(Dataset records on visual material)
--------------------
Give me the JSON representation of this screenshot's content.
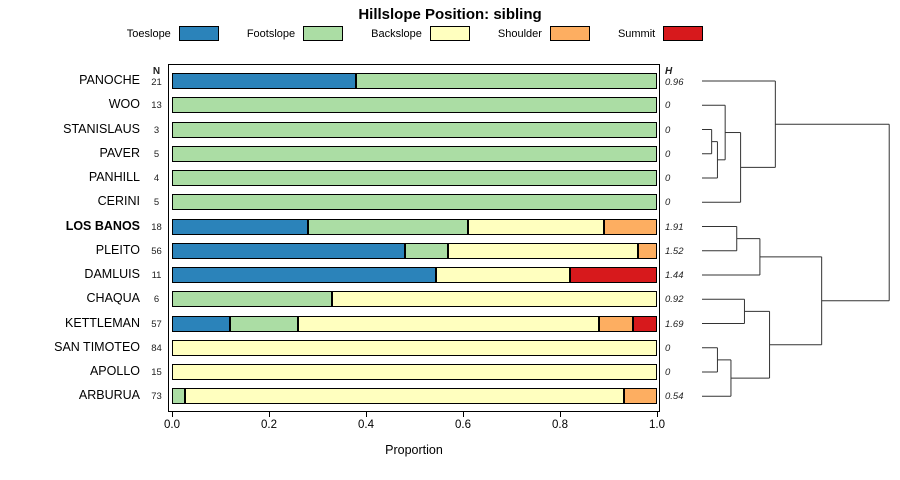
{
  "chart_data": {
    "type": "bar",
    "orientation": "horizontal",
    "stacked": true,
    "title": "Hillslope Position: sibling",
    "xlabel": "Proportion",
    "xlim": [
      0,
      1
    ],
    "x_ticks": [
      "0.0",
      "0.2",
      "0.4",
      "0.6",
      "0.8",
      "1.0"
    ],
    "grid": false,
    "legend_position": "top",
    "categories": [
      "Toeslope",
      "Footslope",
      "Backslope",
      "Shoulder",
      "Summit"
    ],
    "colors": {
      "Toeslope": "#2B83BA",
      "Footslope": "#ABDDA4",
      "Backslope": "#FFFFBF",
      "Shoulder": "#FDAE61",
      "Summit": "#D7191C"
    },
    "column_headers": {
      "n": "N",
      "h": "H"
    },
    "rows": [
      {
        "name": "PANOCHE",
        "n": 21,
        "h": "0.96",
        "bold": false,
        "segments": [
          {
            "category": "Toeslope",
            "value": 0.38
          },
          {
            "category": "Footslope",
            "value": 0.62
          }
        ]
      },
      {
        "name": "WOO",
        "n": 13,
        "h": "0",
        "bold": false,
        "segments": [
          {
            "category": "Footslope",
            "value": 1.0
          }
        ]
      },
      {
        "name": "STANISLAUS",
        "n": 3,
        "h": "0",
        "bold": false,
        "segments": [
          {
            "category": "Footslope",
            "value": 1.0
          }
        ]
      },
      {
        "name": "PAVER",
        "n": 5,
        "h": "0",
        "bold": false,
        "segments": [
          {
            "category": "Footslope",
            "value": 1.0
          }
        ]
      },
      {
        "name": "PANHILL",
        "n": 4,
        "h": "0",
        "bold": false,
        "segments": [
          {
            "category": "Footslope",
            "value": 1.0
          }
        ]
      },
      {
        "name": "CERINI",
        "n": 5,
        "h": "0",
        "bold": false,
        "segments": [
          {
            "category": "Footslope",
            "value": 1.0
          }
        ]
      },
      {
        "name": "LOS BANOS",
        "n": 18,
        "h": "1.91",
        "bold": true,
        "segments": [
          {
            "category": "Toeslope",
            "value": 0.28
          },
          {
            "category": "Footslope",
            "value": 0.33
          },
          {
            "category": "Backslope",
            "value": 0.28
          },
          {
            "category": "Shoulder",
            "value": 0.11
          }
        ]
      },
      {
        "name": "PLEITO",
        "n": 56,
        "h": "1.52",
        "bold": false,
        "segments": [
          {
            "category": "Toeslope",
            "value": 0.48
          },
          {
            "category": "Footslope",
            "value": 0.09
          },
          {
            "category": "Backslope",
            "value": 0.39
          },
          {
            "category": "Shoulder",
            "value": 0.04
          }
        ]
      },
      {
        "name": "DAMLUIS",
        "n": 11,
        "h": "1.44",
        "bold": false,
        "segments": [
          {
            "category": "Toeslope",
            "value": 0.545
          },
          {
            "category": "Backslope",
            "value": 0.275
          },
          {
            "category": "Summit",
            "value": 0.18
          }
        ]
      },
      {
        "name": "CHAQUA",
        "n": 6,
        "h": "0.92",
        "bold": false,
        "segments": [
          {
            "category": "Footslope",
            "value": 0.33
          },
          {
            "category": "Backslope",
            "value": 0.67
          }
        ]
      },
      {
        "name": "KETTLEMAN",
        "n": 57,
        "h": "1.69",
        "bold": false,
        "segments": [
          {
            "category": "Toeslope",
            "value": 0.12
          },
          {
            "category": "Footslope",
            "value": 0.14
          },
          {
            "category": "Backslope",
            "value": 0.62
          },
          {
            "category": "Shoulder",
            "value": 0.07
          },
          {
            "category": "Summit",
            "value": 0.05
          }
        ]
      },
      {
        "name": "SAN TIMOTEO",
        "n": 84,
        "h": "0",
        "bold": false,
        "segments": [
          {
            "category": "Backslope",
            "value": 1.0
          }
        ]
      },
      {
        "name": "APOLLO",
        "n": 15,
        "h": "0",
        "bold": false,
        "segments": [
          {
            "category": "Backslope",
            "value": 1.0
          }
        ]
      },
      {
        "name": "ARBURUA",
        "n": 73,
        "h": "0.54",
        "bold": false,
        "segments": [
          {
            "category": "Footslope",
            "value": 0.027
          },
          {
            "category": "Backslope",
            "value": 0.905
          },
          {
            "category": "Shoulder",
            "value": 0.068
          }
        ]
      }
    ],
    "dendrogram": {
      "leaf_order": [
        "PANOCHE",
        "WOO",
        "STANISLAUS",
        "PAVER",
        "PANHILL",
        "CERINI",
        "LOS BANOS",
        "PLEITO",
        "DAMLUIS",
        "CHAQUA",
        "KETTLEMAN",
        "SAN TIMOTEO",
        "APOLLO",
        "ARBURUA"
      ],
      "merges": [
        {
          "id": "m1",
          "a": "STANISLAUS",
          "b": "PAVER",
          "h": 0.05
        },
        {
          "id": "m2",
          "a": "m1",
          "b": "PANHILL",
          "h": 0.08
        },
        {
          "id": "m3",
          "a": "WOO",
          "b": "m2",
          "h": 0.12
        },
        {
          "id": "m4",
          "a": "m3",
          "b": "CERINI",
          "h": 0.2
        },
        {
          "id": "m5",
          "a": "PANOCHE",
          "b": "m4",
          "h": 0.38
        },
        {
          "id": "m6",
          "a": "LOS BANOS",
          "b": "PLEITO",
          "h": 0.18
        },
        {
          "id": "m7",
          "a": "m6",
          "b": "DAMLUIS",
          "h": 0.3
        },
        {
          "id": "m8",
          "a": "CHAQUA",
          "b": "KETTLEMAN",
          "h": 0.22
        },
        {
          "id": "m9",
          "a": "SAN TIMOTEO",
          "b": "APOLLO",
          "h": 0.08
        },
        {
          "id": "m10",
          "a": "m9",
          "b": "ARBURUA",
          "h": 0.15
        },
        {
          "id": "m11",
          "a": "m8",
          "b": "m10",
          "h": 0.35
        },
        {
          "id": "m12",
          "a": "m7",
          "b": "m11",
          "h": 0.62
        },
        {
          "id": "root",
          "a": "m5",
          "b": "m12",
          "h": 0.97
        }
      ]
    }
  }
}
--------------------
Every record above should be transcribed exactly; the pictures stay out of the copy.

Give me the JSON representation of this screenshot's content.
{
  "chart_data": {
    "type": "bar",
    "orientation": "horizontal",
    "stacked": true,
    "title": "Hillslope Position: sibling",
    "xlabel": "Proportion",
    "xlim": [
      0,
      1
    ],
    "x_ticks": [
      "0.0",
      "0.2",
      "0.4",
      "0.6",
      "0.8",
      "1.0"
    ],
    "grid": false,
    "legend_position": "top",
    "categories": [
      "Toeslope",
      "Footslope",
      "Backslope",
      "Shoulder",
      "Summit"
    ],
    "colors": {
      "Toeslope": "#2B83BA",
      "Footslope": "#ABDDA4",
      "Backslope": "#FFFFBF",
      "Shoulder": "#FDAE61",
      "Summit": "#D7191C"
    },
    "column_headers": {
      "n": "N",
      "h": "H"
    },
    "rows": [
      {
        "name": "PANOCHE",
        "n": 21,
        "h": "0.96",
        "bold": false,
        "segments": [
          {
            "category": "Toeslope",
            "value": 0.38
          },
          {
            "category": "Footslope",
            "value": 0.62
          }
        ]
      },
      {
        "name": "WOO",
        "n": 13,
        "h": "0",
        "bold": false,
        "segments": [
          {
            "category": "Footslope",
            "value": 1.0
          }
        ]
      },
      {
        "name": "STANISLAUS",
        "n": 3,
        "h": "0",
        "bold": false,
        "segments": [
          {
            "category": "Footslope",
            "value": 1.0
          }
        ]
      },
      {
        "name": "PAVER",
        "n": 5,
        "h": "0",
        "bold": false,
        "segments": [
          {
            "category": "Footslope",
            "value": 1.0
          }
        ]
      },
      {
        "name": "PANHILL",
        "n": 4,
        "h": "0",
        "bold": false,
        "segments": [
          {
            "category": "Footslope",
            "value": 1.0
          }
        ]
      },
      {
        "name": "CERINI",
        "n": 5,
        "h": "0",
        "bold": false,
        "segments": [
          {
            "category": "Footslope",
            "value": 1.0
          }
        ]
      },
      {
        "name": "LOS BANOS",
        "n": 18,
        "h": "1.91",
        "bold": true,
        "segments": [
          {
            "category": "Toeslope",
            "value": 0.28
          },
          {
            "category": "Footslope",
            "value": 0.33
          },
          {
            "category": "Backslope",
            "value": 0.28
          },
          {
            "category": "Shoulder",
            "value": 0.11
          }
        ]
      },
      {
        "name": "PLEITO",
        "n": 56,
        "h": "1.52",
        "bold": false,
        "segments": [
          {
            "category": "Toeslope",
            "value": 0.48
          },
          {
            "category": "Footslope",
            "value": 0.09
          },
          {
            "category": "Backslope",
            "value": 0.39
          },
          {
            "category": "Shoulder",
            "value": 0.04
          }
        ]
      },
      {
        "name": "DAMLUIS",
        "n": 11,
        "h": "1.44",
        "bold": false,
        "segments": [
          {
            "category": "Toeslope",
            "value": 0.545
          },
          {
            "category": "Backslope",
            "value": 0.275
          },
          {
            "category": "Summit",
            "value": 0.18
          }
        ]
      },
      {
        "name": "CHAQUA",
        "n": 6,
        "h": "0.92",
        "bold": false,
        "segments": [
          {
            "category": "Footslope",
            "value": 0.33
          },
          {
            "category": "Backslope",
            "value": 0.67
          }
        ]
      },
      {
        "name": "KETTLEMAN",
        "n": 57,
        "h": "1.69",
        "bold": false,
        "segments": [
          {
            "category": "Toeslope",
            "value": 0.12
          },
          {
            "category": "Footslope",
            "value": 0.14
          },
          {
            "category": "Backslope",
            "value": 0.62
          },
          {
            "category": "Shoulder",
            "value": 0.07
          },
          {
            "category": "Summit",
            "value": 0.05
          }
        ]
      },
      {
        "name": "SAN TIMOTEO",
        "n": 84,
        "h": "0",
        "bold": false,
        "segments": [
          {
            "category": "Backslope",
            "value": 1.0
          }
        ]
      },
      {
        "name": "APOLLO",
        "n": 15,
        "h": "0",
        "bold": false,
        "segments": [
          {
            "category": "Backslope",
            "value": 1.0
          }
        ]
      },
      {
        "name": "ARBURUA",
        "n": 73,
        "h": "0.54",
        "bold": false,
        "segments": [
          {
            "category": "Footslope",
            "value": 0.027
          },
          {
            "category": "Backslope",
            "value": 0.905
          },
          {
            "category": "Shoulder",
            "value": 0.068
          }
        ]
      }
    ],
    "dendrogram": {
      "leaf_order": [
        "PANOCHE",
        "WOO",
        "STANISLAUS",
        "PAVER",
        "PANHILL",
        "CERINI",
        "LOS BANOS",
        "PLEITO",
        "DAMLUIS",
        "CHAQUA",
        "KETTLEMAN",
        "SAN TIMOTEO",
        "APOLLO",
        "ARBURUA"
      ],
      "merges": [
        {
          "id": "m1",
          "a": "STANISLAUS",
          "b": "PAVER",
          "h": 0.05
        },
        {
          "id": "m2",
          "a": "m1",
          "b": "PANHILL",
          "h": 0.08
        },
        {
          "id": "m3",
          "a": "WOO",
          "b": "m2",
          "h": 0.12
        },
        {
          "id": "m4",
          "a": "m3",
          "b": "CERINI",
          "h": 0.2
        },
        {
          "id": "m5",
          "a": "PANOCHE",
          "b": "m4",
          "h": 0.38
        },
        {
          "id": "m6",
          "a": "LOS BANOS",
          "b": "PLEITO",
          "h": 0.18
        },
        {
          "id": "m7",
          "a": "m6",
          "b": "DAMLUIS",
          "h": 0.3
        },
        {
          "id": "m8",
          "a": "CHAQUA",
          "b": "KETTLEMAN",
          "h": 0.22
        },
        {
          "id": "m9",
          "a": "SAN TIMOTEO",
          "b": "APOLLO",
          "h": 0.08
        },
        {
          "id": "m10",
          "a": "m9",
          "b": "ARBURUA",
          "h": 0.15
        },
        {
          "id": "m11",
          "a": "m8",
          "b": "m10",
          "h": 0.35
        },
        {
          "id": "m12",
          "a": "m7",
          "b": "m11",
          "h": 0.62
        },
        {
          "id": "root",
          "a": "m5",
          "b": "m12",
          "h": 0.97
        }
      ]
    }
  }
}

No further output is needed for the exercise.